> **A run of records**
──────────────────────────────

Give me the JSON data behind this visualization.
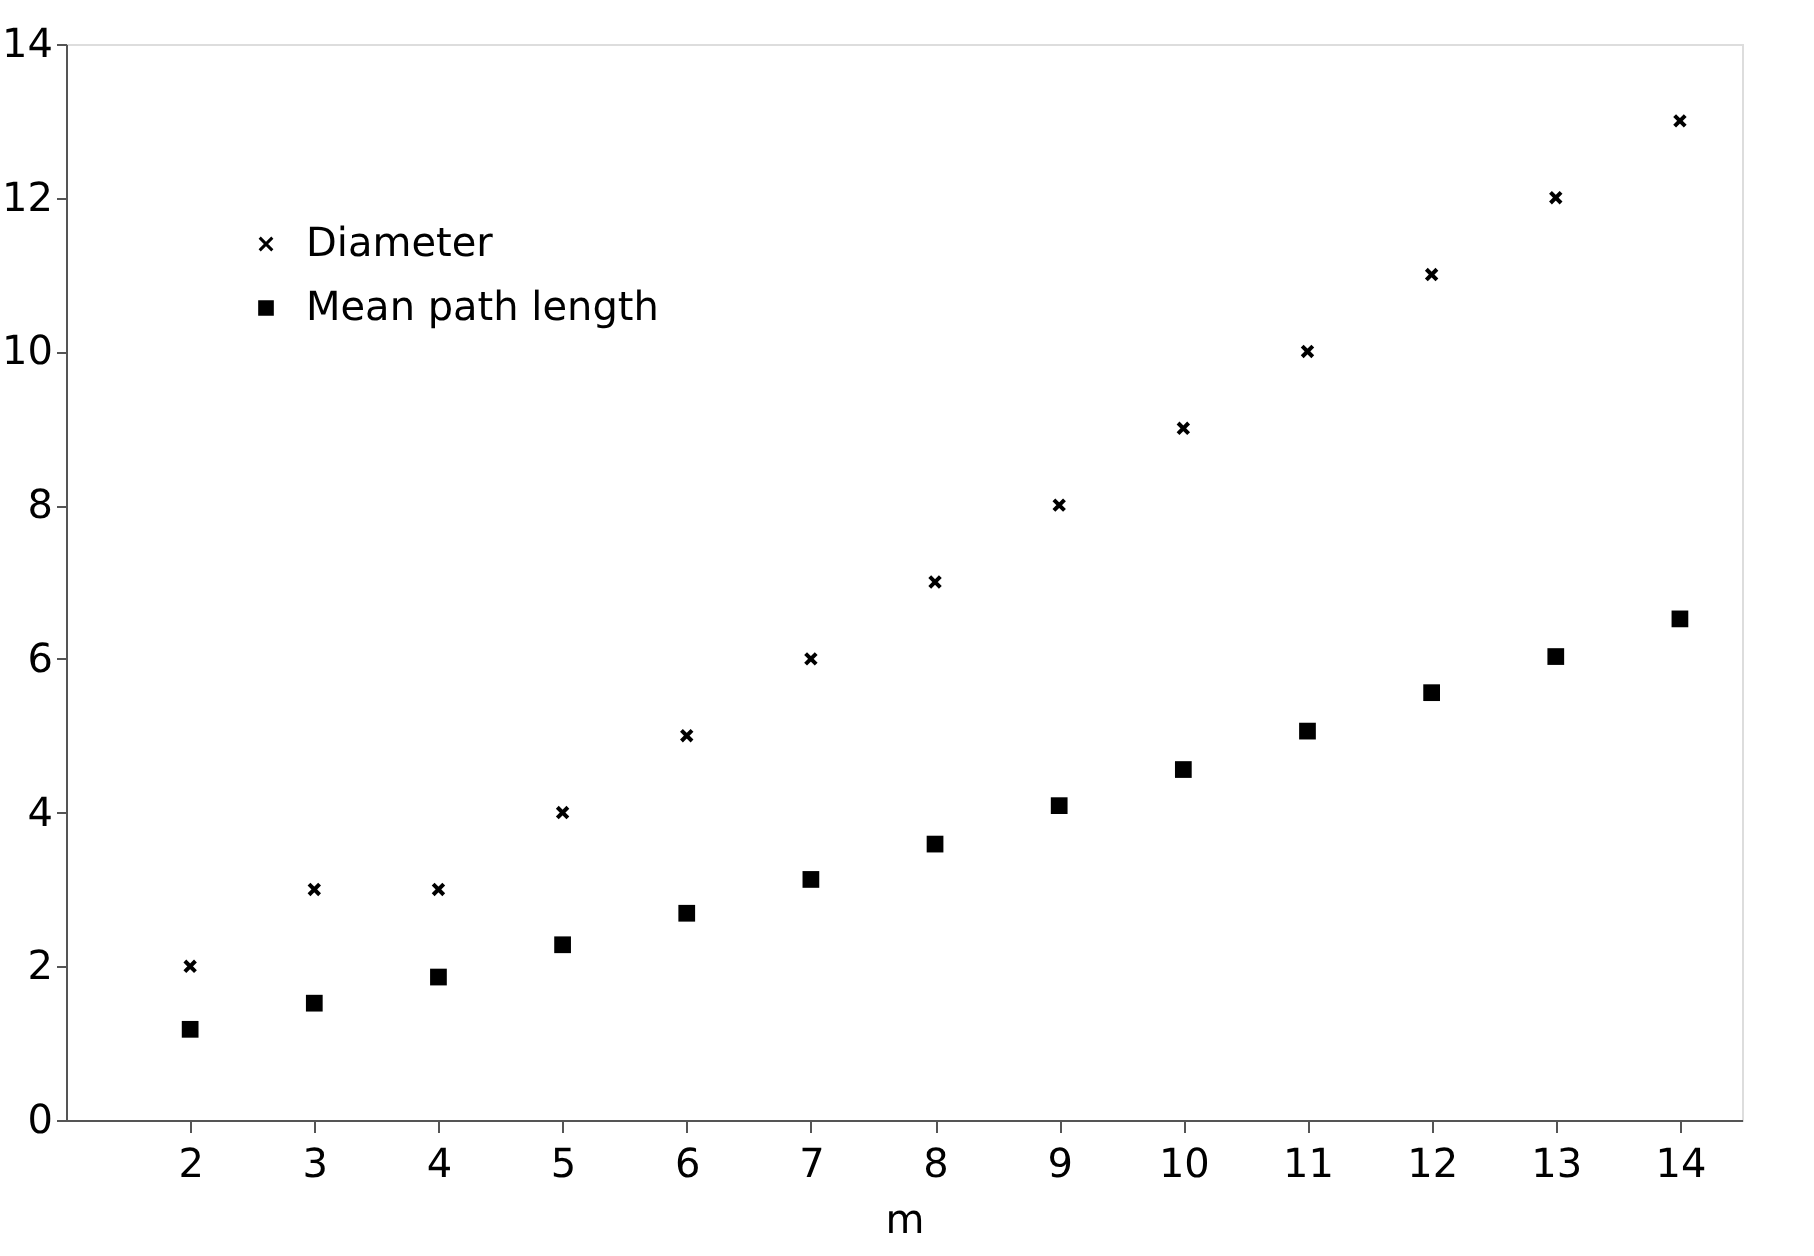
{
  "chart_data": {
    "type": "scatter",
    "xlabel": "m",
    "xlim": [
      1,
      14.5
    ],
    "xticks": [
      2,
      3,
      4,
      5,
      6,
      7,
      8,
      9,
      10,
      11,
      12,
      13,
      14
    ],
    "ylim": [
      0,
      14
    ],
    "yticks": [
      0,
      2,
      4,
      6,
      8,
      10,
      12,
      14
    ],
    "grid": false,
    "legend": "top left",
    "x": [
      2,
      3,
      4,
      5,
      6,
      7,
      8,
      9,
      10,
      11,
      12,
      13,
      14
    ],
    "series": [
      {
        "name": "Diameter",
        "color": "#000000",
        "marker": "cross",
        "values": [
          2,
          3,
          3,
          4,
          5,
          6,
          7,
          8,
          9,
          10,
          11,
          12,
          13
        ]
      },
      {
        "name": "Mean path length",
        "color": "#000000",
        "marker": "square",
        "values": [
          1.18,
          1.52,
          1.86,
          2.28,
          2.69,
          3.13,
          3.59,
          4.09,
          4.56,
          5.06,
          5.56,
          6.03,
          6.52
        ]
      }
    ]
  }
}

──────────────────────────────

> **Your objective**
Your task is to copy the entries in full and exactly, without any images.

> **Exercise solution**
Give me the JSON data behind this visualization.
{
  "chart_data": {
    "type": "scatter",
    "xlabel": "m",
    "xlim": [
      1,
      14.5
    ],
    "xticks": [
      2,
      3,
      4,
      5,
      6,
      7,
      8,
      9,
      10,
      11,
      12,
      13,
      14
    ],
    "ylim": [
      0,
      14
    ],
    "yticks": [
      0,
      2,
      4,
      6,
      8,
      10,
      12,
      14
    ],
    "grid": false,
    "legend": "top left",
    "x": [
      2,
      3,
      4,
      5,
      6,
      7,
      8,
      9,
      10,
      11,
      12,
      13,
      14
    ],
    "series": [
      {
        "name": "Diameter",
        "color": "#000000",
        "marker": "cross",
        "values": [
          2,
          3,
          3,
          4,
          5,
          6,
          7,
          8,
          9,
          10,
          11,
          12,
          13
        ]
      },
      {
        "name": "Mean path length",
        "color": "#000000",
        "marker": "square",
        "values": [
          1.18,
          1.52,
          1.86,
          2.28,
          2.69,
          3.13,
          3.59,
          4.09,
          4.56,
          5.06,
          5.56,
          6.03,
          6.52
        ]
      }
    ]
  }
}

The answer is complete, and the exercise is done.